▸ Written instruction: Count the lines below that contain the word "Farsund" and give only that number.

▸ Exercise material:

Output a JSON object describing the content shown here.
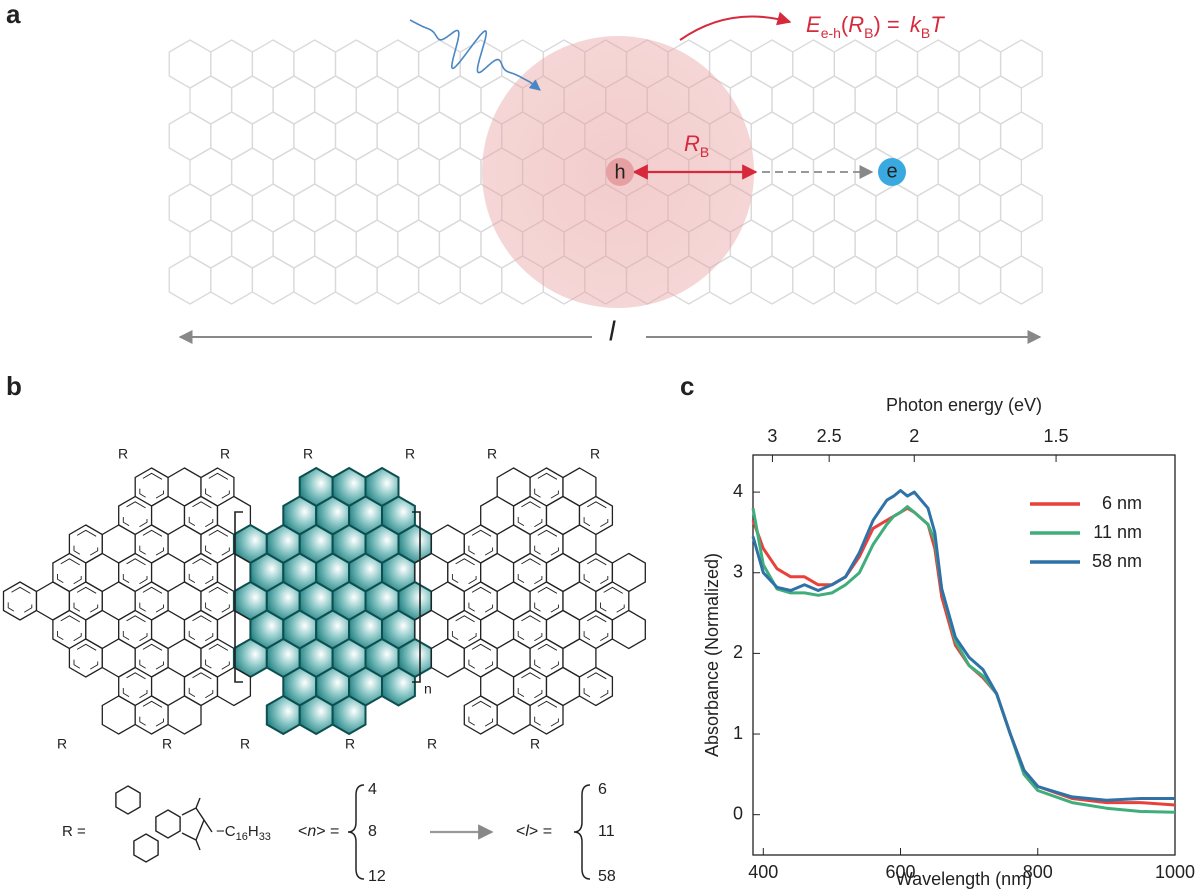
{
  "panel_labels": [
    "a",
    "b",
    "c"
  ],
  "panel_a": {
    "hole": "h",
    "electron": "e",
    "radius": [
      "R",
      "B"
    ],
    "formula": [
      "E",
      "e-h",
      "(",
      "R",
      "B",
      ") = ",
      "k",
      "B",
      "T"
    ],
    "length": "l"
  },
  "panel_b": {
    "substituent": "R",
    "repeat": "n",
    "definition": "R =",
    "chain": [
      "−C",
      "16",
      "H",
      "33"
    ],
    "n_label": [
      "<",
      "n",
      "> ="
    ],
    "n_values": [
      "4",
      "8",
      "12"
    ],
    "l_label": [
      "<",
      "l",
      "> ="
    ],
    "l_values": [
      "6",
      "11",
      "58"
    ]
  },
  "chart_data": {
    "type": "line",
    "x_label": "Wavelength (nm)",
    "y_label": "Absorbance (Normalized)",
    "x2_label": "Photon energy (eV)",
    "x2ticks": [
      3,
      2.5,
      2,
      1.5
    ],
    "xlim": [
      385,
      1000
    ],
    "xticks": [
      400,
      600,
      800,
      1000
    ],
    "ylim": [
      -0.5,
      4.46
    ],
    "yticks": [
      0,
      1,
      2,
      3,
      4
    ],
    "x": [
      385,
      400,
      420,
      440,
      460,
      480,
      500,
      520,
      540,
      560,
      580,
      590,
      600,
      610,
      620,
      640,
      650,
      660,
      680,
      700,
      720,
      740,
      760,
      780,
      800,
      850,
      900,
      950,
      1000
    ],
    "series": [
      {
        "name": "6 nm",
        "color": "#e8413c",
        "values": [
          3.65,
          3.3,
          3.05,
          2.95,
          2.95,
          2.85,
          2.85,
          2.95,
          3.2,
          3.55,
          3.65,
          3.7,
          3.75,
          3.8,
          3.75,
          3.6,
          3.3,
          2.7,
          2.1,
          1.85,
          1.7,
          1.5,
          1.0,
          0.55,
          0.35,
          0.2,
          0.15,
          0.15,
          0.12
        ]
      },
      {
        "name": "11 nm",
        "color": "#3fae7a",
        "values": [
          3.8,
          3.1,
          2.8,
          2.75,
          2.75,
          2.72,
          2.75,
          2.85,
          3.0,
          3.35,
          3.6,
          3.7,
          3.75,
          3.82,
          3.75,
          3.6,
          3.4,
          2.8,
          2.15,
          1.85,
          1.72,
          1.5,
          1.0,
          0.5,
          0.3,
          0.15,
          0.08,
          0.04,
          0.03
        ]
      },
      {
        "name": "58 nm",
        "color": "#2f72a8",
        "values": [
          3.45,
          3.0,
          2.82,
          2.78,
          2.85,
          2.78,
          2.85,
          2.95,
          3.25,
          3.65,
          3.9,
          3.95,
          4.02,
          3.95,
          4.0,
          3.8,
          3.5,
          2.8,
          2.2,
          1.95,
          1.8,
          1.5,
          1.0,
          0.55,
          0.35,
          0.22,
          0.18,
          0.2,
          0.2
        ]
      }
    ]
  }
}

---

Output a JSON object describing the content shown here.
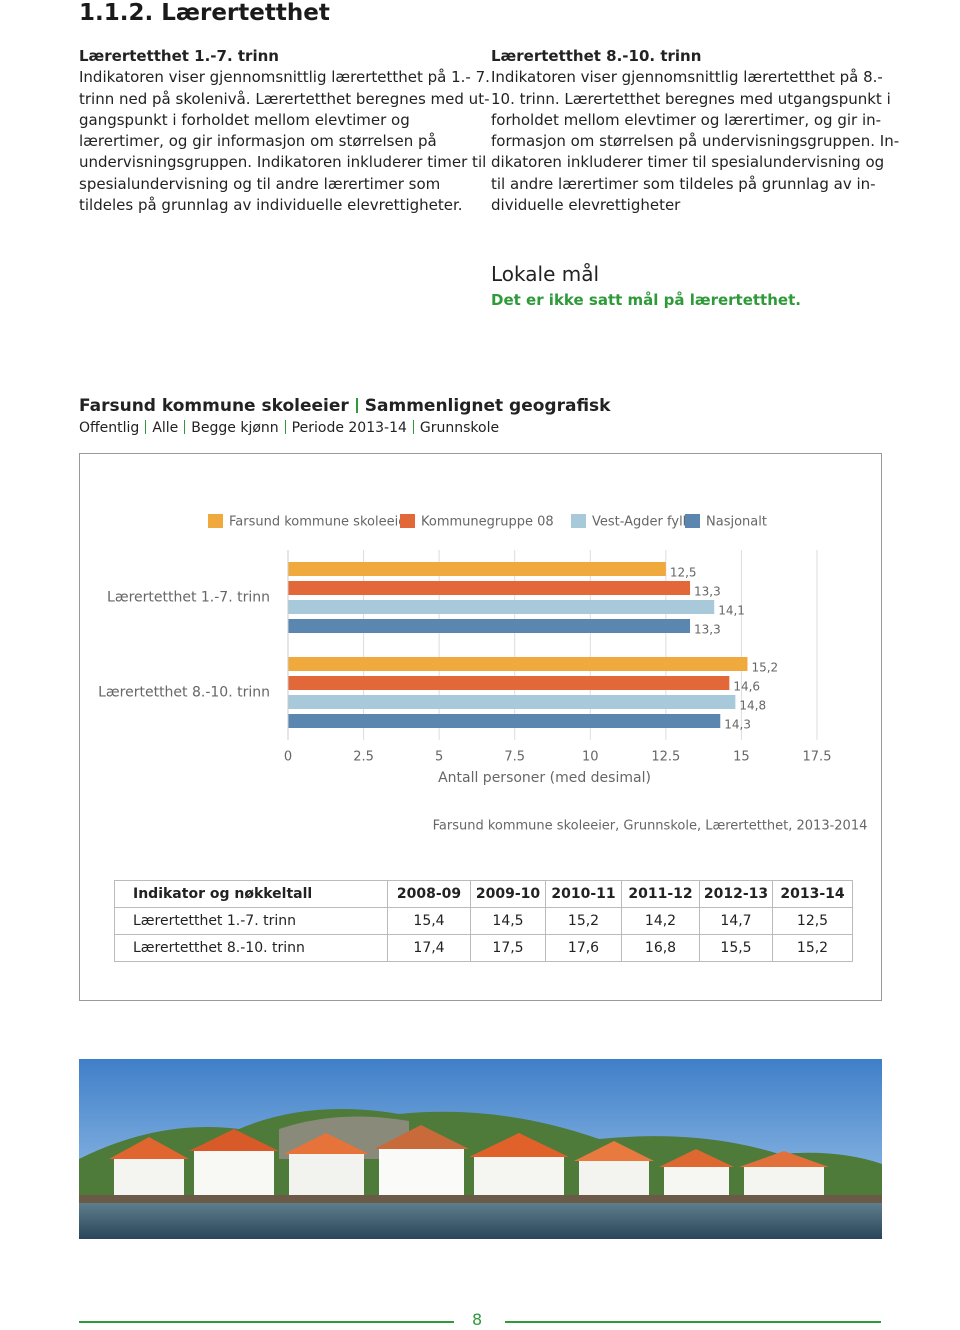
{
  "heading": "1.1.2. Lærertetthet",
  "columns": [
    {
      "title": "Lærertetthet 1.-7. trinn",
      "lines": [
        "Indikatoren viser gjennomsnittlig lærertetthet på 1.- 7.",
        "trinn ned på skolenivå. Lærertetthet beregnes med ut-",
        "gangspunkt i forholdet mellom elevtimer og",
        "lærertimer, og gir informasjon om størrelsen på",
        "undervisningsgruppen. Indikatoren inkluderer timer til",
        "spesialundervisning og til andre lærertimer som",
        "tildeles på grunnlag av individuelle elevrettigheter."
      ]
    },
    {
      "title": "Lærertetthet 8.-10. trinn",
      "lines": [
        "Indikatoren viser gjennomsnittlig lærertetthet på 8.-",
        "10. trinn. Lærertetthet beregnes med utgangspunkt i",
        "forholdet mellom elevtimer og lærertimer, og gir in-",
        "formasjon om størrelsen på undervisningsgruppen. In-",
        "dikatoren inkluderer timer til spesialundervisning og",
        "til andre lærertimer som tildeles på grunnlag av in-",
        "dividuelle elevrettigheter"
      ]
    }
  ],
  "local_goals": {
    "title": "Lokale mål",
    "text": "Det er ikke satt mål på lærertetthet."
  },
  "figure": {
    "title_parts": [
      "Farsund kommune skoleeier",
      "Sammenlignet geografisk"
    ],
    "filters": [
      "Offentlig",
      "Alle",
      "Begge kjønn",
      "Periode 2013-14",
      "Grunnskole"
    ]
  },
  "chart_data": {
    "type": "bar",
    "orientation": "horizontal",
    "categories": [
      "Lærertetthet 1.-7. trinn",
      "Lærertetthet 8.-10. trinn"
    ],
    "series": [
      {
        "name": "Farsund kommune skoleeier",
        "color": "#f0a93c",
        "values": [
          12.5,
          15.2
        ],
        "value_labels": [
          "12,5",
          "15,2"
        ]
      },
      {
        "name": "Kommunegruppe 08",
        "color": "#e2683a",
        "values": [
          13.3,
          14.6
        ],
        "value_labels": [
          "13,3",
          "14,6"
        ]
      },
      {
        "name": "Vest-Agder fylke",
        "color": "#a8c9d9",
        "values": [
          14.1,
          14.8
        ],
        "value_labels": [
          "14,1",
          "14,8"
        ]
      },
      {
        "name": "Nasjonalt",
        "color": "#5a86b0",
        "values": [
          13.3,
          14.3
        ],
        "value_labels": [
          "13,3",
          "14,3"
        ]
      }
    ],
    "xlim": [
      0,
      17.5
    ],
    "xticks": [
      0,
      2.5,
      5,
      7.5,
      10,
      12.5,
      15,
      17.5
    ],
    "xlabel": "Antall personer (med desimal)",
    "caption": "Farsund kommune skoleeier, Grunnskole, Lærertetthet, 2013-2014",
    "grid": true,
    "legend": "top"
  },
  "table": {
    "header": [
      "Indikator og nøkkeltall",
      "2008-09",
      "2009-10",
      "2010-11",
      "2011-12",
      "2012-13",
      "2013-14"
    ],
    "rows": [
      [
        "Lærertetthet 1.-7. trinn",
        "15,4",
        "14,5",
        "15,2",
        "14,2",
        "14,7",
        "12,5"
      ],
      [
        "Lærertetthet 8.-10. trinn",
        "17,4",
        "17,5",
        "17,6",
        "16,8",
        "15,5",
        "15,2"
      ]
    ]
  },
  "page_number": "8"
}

▸ Exercise result: 3